*RECORDS SHOWN*.
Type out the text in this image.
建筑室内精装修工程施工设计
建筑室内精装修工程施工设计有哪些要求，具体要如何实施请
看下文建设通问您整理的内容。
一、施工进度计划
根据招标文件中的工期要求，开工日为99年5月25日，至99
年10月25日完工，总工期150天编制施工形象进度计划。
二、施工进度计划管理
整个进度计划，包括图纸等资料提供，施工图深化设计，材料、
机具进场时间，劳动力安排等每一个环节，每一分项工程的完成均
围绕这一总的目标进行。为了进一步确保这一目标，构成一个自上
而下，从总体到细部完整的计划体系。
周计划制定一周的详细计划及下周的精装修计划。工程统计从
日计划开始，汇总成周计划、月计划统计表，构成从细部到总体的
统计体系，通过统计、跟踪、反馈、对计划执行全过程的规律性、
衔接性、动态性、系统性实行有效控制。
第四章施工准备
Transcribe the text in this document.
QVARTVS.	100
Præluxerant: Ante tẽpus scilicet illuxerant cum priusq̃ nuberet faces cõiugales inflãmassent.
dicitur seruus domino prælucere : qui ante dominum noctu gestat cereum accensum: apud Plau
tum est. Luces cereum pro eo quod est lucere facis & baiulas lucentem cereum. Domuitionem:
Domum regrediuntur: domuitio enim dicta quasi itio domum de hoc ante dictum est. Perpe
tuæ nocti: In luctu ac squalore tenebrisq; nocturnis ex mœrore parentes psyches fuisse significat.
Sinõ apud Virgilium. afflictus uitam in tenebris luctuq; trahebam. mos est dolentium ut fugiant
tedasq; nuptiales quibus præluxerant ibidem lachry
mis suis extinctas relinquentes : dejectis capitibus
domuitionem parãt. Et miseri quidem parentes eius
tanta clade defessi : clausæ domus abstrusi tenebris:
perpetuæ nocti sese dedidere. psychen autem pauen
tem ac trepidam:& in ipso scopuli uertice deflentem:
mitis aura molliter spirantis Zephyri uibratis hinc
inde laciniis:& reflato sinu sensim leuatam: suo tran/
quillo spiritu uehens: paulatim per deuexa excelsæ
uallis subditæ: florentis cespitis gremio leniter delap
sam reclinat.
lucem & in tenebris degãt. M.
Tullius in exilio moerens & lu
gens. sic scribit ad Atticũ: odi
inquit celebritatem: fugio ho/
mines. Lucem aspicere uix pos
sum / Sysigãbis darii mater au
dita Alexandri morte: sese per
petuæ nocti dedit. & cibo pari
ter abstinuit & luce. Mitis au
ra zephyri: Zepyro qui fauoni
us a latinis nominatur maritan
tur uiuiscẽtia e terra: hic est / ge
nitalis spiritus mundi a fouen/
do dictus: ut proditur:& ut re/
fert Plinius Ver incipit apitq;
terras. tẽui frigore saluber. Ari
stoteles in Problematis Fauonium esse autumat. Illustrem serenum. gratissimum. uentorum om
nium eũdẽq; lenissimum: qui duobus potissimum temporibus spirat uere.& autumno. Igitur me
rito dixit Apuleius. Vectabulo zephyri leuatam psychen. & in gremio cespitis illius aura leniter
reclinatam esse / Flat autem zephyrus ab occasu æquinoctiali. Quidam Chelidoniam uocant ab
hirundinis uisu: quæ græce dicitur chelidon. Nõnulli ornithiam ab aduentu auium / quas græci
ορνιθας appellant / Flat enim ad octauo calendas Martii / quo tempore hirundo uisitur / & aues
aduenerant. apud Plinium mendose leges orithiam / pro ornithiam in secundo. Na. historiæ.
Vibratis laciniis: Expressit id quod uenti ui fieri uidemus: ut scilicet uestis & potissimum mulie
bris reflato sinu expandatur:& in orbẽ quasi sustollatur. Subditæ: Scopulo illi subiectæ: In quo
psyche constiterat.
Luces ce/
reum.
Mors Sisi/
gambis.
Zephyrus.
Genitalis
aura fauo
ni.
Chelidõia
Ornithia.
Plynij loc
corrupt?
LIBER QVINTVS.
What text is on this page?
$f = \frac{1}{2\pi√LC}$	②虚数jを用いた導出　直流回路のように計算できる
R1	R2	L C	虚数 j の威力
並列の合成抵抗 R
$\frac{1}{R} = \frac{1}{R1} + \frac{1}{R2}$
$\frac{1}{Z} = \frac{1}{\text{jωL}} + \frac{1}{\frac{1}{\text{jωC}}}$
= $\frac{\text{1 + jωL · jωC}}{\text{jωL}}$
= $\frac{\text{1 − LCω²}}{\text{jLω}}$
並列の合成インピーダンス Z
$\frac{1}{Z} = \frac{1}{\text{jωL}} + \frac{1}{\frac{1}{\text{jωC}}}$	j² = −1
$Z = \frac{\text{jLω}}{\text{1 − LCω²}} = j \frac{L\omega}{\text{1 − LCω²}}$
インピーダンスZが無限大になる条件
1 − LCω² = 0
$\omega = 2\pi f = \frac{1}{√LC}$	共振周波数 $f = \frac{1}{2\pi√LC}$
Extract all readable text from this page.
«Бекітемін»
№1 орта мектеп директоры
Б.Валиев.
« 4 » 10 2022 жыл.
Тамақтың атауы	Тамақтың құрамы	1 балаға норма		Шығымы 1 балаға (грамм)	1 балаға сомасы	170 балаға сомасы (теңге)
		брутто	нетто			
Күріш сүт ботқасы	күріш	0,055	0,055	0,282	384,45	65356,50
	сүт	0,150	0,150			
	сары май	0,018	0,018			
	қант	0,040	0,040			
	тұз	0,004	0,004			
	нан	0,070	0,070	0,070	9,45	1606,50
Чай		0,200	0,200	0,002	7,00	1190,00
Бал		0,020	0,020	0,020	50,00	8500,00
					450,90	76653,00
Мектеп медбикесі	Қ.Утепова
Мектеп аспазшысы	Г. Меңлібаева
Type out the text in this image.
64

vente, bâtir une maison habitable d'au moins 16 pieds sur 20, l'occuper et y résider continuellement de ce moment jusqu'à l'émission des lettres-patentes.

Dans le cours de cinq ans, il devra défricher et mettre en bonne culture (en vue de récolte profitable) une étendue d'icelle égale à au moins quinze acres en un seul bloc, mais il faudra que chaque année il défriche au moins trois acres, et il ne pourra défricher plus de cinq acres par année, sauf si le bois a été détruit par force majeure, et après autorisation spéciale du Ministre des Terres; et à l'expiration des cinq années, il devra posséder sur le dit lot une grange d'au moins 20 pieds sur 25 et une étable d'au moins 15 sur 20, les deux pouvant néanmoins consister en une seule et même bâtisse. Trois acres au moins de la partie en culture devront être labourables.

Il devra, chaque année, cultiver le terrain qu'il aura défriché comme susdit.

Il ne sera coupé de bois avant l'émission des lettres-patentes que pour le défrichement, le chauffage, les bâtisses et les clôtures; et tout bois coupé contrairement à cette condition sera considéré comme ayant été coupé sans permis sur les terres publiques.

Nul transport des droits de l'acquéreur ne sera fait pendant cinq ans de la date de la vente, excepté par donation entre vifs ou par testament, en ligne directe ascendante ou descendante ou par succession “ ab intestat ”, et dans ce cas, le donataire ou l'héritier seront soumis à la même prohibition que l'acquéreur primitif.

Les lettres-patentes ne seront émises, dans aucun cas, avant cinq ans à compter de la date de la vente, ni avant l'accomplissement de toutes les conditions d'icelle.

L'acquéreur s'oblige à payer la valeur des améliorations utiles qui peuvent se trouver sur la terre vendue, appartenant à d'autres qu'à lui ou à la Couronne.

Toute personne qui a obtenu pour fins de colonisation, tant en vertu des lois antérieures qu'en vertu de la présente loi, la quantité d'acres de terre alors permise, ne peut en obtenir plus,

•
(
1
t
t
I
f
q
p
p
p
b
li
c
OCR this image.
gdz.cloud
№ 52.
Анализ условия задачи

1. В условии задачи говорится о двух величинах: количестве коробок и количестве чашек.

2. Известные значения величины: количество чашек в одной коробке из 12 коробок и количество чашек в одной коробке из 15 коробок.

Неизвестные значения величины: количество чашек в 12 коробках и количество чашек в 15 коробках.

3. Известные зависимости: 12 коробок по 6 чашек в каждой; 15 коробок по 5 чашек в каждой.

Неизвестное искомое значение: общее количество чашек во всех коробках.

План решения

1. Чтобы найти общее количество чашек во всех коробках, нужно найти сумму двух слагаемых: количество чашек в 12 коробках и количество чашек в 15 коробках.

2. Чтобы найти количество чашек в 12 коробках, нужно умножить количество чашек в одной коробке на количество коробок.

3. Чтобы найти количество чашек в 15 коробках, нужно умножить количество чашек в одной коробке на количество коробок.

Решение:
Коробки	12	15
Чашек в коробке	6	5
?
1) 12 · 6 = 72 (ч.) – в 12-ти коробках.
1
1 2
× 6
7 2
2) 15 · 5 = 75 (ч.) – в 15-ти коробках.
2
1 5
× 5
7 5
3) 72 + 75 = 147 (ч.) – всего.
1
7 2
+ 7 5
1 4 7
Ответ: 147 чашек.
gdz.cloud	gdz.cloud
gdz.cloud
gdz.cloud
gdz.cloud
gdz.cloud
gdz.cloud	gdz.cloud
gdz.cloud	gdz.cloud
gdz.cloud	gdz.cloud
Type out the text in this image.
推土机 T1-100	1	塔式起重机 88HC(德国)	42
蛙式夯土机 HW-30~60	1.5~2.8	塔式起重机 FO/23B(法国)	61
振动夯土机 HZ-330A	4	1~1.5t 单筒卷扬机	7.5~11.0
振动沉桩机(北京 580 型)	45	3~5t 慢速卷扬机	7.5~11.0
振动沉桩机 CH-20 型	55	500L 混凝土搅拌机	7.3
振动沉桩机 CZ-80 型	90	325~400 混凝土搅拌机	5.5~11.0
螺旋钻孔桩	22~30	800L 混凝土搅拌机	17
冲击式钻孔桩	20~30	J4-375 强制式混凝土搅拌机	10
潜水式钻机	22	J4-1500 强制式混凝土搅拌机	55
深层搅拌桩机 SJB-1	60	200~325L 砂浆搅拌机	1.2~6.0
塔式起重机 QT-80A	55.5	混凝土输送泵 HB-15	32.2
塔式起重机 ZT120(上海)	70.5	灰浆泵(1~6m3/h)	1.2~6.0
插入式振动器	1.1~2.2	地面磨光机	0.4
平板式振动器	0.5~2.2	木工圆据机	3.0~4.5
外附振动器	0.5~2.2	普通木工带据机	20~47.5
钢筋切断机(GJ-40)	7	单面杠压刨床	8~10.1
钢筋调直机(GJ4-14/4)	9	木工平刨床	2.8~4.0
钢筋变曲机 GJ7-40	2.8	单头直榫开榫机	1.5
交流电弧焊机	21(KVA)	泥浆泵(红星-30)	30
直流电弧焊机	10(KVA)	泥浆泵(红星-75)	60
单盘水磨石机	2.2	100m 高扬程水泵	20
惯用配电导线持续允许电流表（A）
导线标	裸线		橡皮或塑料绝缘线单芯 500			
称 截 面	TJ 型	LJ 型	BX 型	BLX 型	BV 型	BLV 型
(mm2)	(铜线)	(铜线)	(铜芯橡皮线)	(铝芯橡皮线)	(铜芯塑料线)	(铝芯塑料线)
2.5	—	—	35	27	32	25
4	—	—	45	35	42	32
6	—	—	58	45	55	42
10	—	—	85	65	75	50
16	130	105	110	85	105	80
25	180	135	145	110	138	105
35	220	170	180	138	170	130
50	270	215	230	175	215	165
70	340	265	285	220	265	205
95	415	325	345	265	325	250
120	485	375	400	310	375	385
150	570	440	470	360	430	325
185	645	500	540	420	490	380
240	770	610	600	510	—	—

*DIRECTIONS FOR THIS TASK*. Show all lines from the data above in which the word "коробке" appears.

*SOLUTION TO THIS TASK*.
2. Известные значения величины: количество чашек в одной коробке из 12 коробок и количество чашек в одной коробке из 15 коробок.
2. Чтобы найти количество чашек в 12 коробках, нужно умножить количество чашек в одной коробке на количество коробок.
3. Чтобы найти количество чашек в 15 коробках, нужно умножить количество чашек в одной коробке на количество коробок.
Чашек в коробке	6	5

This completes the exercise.